• Set task:
Copy out the entries below in full and exactly.

• Stored records:
++++

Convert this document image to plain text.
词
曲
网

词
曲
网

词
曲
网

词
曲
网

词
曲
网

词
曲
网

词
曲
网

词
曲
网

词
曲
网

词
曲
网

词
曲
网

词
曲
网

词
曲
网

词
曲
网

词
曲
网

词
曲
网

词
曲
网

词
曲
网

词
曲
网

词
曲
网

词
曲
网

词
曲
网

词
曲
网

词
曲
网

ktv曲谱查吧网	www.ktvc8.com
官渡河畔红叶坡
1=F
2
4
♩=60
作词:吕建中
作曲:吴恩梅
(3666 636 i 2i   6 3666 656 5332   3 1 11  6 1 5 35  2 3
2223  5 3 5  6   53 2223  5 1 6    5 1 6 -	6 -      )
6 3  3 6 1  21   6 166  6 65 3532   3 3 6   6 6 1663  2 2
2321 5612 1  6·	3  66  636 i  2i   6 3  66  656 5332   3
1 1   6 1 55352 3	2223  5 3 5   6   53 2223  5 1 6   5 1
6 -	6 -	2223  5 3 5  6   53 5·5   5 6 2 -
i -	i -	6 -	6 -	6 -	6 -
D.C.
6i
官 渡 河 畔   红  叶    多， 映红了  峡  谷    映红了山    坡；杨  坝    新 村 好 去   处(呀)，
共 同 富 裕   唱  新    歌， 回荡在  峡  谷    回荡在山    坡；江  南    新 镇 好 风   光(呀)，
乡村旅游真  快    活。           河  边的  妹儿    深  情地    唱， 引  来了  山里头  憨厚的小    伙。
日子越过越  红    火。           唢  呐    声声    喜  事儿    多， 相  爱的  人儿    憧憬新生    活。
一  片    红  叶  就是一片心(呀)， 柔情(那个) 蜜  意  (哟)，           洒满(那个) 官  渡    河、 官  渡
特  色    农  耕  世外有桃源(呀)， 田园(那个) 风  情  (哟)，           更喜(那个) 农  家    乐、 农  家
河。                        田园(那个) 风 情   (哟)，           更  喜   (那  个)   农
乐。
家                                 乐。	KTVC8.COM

++++

• Result below:
Convert this document image to plain text.
词
曲
网

词
曲
网

词
曲
网

词
曲
网

词
曲
网

词
曲
网

词
曲
网

词
曲
网

词
曲
网

词
曲
网

词
曲
网

词
曲
网

词
曲
网

词
曲
网

词
曲
网

词
曲
网

词
曲
网

词
曲
网

词
曲
网

词
曲
网

词
曲
网

词
曲
网

词
曲
网

词
曲
网

ktv曲谱查吧网	www.ktvc8.com
官渡河畔红叶坡
1=F
2
4
♩=60
作词:吕建中
作曲:吴恩梅
(3666 636 i 2i   6 3666 656 5332   3 1 11  6 1 5 35  2 3
2223  5 3 5  6   53 2223  5 1 6    5 1 6 -	6 -      )
6 3  3 6 1  21   6 166  6 65 3532   3 3 6   6 6 1663  2 2
2321 5612 1  6·	3  66  636 i  2i   6 3  66  656 5332   3
1 1   6 1 55352 3	2223  5 3 5   6   53 2223  5 1 6   5 1
6 -	6 -	2223  5 3 5  6   53 5·5   5 6 2 -
i -	i -	6 -	6 -	6 -	6 -
D.C.
6i
官 渡 河 畔   红  叶    多， 映红了  峡  谷    映红了山    坡；杨  坝    新 村 好 去   处(呀)，
共 同 富 裕   唱  新    歌， 回荡在  峡  谷    回荡在山    坡；江  南    新 镇 好 风   光(呀)，
乡村旅游真  快    活。           河  边的  妹儿    深  情地    唱， 引  来了  山里头  憨厚的小    伙。
日子越过越  红    火。           唢  呐    声声    喜  事儿    多， 相  爱的  人儿    憧憬新生    活。
一  片    红  叶  就是一片心(呀)， 柔情(那个) 蜜  意  (哟)，           洒满(那个) 官  渡    河、 官  渡
特  色    农  耕  世外有桃源(呀)， 田园(那个) 风  情  (哟)，           更喜(那个) 农  家    乐、 农  家
河。                        田园(那个) 风 情   (哟)，           更  喜   (那  个)   农
乐。
家                                 乐。	KTVC8.COM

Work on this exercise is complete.